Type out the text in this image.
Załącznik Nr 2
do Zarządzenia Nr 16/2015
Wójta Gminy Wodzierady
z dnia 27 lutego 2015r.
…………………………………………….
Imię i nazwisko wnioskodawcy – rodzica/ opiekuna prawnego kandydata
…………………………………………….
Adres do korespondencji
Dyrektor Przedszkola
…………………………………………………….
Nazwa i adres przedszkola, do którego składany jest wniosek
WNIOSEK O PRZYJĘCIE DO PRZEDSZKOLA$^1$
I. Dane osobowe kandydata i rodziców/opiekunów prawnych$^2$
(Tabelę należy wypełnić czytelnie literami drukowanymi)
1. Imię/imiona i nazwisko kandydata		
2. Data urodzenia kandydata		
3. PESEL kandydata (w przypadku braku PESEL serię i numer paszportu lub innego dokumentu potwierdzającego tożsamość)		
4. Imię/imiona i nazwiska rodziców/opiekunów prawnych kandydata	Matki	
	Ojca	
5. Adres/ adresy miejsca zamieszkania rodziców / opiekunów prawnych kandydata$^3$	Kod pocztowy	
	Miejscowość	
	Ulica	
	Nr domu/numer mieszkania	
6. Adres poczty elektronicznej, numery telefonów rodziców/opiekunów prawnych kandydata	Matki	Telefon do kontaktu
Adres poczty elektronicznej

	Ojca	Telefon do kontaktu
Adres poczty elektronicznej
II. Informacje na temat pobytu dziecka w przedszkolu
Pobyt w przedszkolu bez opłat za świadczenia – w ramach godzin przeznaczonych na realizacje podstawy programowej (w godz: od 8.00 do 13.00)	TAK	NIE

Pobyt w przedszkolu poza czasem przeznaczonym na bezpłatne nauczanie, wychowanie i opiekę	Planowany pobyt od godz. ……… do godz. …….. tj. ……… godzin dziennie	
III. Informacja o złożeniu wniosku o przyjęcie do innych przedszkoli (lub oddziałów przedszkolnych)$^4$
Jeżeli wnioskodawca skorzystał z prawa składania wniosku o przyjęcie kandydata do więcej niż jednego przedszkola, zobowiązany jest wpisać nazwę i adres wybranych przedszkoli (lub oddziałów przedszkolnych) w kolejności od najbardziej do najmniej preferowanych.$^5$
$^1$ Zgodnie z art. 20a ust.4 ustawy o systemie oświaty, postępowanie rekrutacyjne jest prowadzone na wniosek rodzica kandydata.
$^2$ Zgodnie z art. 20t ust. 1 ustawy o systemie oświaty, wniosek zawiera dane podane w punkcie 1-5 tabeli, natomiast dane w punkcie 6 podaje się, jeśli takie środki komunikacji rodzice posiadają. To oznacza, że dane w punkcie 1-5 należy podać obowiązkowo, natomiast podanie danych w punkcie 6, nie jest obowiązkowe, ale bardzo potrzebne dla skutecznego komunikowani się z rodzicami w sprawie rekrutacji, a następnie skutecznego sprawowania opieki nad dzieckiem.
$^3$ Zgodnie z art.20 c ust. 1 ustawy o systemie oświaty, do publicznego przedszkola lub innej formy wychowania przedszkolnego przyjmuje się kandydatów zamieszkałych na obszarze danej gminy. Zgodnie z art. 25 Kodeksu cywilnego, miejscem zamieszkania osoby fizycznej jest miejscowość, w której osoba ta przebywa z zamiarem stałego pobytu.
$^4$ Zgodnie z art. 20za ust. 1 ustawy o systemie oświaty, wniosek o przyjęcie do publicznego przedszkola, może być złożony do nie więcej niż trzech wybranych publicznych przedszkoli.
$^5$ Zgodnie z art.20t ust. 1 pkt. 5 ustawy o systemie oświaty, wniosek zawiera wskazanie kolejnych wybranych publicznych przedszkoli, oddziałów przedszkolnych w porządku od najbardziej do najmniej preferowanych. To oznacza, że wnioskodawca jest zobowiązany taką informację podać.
# # # # #
> [TASK PROMPT]: Provide only the count of lines in the material above that hold the word "publicznych".

> [REPLY]: 2